[Problem to solve]
Copy every line in the records below that contains the word "pořádku".

* START Dataset content *

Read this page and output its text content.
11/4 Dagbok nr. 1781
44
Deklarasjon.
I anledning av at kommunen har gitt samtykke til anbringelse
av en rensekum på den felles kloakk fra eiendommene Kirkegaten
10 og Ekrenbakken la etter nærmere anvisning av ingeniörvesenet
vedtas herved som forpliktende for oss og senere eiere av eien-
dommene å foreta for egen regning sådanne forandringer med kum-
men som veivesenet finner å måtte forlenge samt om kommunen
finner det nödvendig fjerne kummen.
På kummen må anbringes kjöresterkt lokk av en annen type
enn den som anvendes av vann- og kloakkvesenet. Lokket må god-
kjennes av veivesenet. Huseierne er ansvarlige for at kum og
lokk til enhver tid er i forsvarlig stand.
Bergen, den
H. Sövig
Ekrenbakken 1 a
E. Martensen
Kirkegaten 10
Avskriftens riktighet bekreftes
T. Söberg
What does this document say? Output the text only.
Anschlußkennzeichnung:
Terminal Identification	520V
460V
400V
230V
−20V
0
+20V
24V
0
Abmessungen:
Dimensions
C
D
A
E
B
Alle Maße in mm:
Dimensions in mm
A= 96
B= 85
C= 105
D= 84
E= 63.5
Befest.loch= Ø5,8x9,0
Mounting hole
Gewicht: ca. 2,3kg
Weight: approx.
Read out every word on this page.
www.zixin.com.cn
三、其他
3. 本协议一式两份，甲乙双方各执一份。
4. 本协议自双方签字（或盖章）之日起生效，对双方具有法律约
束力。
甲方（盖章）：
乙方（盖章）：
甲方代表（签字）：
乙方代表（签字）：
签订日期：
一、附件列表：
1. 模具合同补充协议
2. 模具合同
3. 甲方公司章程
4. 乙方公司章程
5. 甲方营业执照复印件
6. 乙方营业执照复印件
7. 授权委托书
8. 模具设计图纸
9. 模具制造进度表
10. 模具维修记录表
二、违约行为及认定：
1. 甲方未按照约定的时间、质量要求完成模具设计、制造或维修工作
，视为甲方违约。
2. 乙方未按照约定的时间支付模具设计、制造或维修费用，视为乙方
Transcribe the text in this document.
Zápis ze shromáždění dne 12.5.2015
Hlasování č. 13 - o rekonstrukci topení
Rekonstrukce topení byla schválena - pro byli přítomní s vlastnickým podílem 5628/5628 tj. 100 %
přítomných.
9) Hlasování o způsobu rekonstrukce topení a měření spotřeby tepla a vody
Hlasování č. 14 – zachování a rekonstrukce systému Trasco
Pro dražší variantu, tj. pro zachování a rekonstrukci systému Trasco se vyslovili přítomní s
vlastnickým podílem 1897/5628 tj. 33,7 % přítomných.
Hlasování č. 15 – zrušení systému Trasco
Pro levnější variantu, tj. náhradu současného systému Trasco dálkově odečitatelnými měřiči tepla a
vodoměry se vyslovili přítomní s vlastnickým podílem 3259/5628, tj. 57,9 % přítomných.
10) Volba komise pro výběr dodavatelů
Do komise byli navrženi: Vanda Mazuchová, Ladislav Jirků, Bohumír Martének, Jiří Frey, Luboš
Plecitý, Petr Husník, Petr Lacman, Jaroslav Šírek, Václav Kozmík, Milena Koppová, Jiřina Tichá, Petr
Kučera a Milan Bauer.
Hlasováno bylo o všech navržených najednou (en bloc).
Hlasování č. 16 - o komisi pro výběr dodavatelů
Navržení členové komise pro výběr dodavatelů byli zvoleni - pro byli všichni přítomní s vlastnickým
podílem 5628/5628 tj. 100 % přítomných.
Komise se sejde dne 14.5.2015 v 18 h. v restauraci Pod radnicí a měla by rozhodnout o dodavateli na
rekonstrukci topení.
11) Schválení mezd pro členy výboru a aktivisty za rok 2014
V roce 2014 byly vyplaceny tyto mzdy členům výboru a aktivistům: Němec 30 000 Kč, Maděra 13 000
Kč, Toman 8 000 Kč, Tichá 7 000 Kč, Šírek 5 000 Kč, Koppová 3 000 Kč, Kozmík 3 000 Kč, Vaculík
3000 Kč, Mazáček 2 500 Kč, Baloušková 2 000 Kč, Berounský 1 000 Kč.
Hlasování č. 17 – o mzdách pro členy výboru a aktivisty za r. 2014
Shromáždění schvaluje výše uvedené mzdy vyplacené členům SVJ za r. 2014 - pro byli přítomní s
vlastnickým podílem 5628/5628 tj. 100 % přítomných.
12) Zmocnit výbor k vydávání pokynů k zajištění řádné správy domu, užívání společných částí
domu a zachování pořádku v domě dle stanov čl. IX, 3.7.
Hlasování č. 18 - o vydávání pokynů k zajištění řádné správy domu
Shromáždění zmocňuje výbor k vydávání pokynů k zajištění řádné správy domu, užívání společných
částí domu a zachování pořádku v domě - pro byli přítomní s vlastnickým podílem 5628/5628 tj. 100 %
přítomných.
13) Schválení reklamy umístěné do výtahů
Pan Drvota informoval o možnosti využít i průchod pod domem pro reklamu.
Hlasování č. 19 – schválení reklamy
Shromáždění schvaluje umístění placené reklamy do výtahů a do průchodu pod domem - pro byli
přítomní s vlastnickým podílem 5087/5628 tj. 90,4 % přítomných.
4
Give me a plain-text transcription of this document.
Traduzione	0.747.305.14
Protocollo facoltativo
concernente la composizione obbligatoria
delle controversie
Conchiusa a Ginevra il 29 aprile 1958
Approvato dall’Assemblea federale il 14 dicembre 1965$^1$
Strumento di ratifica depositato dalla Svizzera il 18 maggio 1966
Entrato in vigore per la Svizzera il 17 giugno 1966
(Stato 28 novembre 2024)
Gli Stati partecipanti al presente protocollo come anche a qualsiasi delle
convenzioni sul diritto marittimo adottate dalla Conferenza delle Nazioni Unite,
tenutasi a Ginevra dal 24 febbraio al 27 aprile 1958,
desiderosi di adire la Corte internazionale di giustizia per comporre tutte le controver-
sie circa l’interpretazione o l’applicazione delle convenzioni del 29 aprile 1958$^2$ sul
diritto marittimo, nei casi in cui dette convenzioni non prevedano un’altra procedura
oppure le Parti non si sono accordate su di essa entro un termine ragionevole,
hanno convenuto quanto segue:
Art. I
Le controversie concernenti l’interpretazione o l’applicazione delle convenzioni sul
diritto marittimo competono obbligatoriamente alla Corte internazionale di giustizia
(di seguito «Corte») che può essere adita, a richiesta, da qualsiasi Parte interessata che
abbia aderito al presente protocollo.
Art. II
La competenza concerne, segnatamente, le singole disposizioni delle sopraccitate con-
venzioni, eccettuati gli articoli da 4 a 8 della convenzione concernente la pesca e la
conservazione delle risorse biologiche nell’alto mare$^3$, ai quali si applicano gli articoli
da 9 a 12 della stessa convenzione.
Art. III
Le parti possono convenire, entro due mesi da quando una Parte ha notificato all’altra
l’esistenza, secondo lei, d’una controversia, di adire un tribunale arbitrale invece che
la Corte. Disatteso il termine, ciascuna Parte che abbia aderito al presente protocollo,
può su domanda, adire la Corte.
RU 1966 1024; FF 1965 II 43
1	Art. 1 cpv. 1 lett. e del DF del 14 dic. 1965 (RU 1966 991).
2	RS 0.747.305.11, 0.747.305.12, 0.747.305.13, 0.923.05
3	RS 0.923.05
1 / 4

* END Dataset content *

[Response to the task]
domu a zachování pořádku v domě dle stanov čl. IX, 3.7.
částí domu a zachování pořádku v domě - pro byli přítomní s vlastnickým podílem 5628/5628 tj. 100 %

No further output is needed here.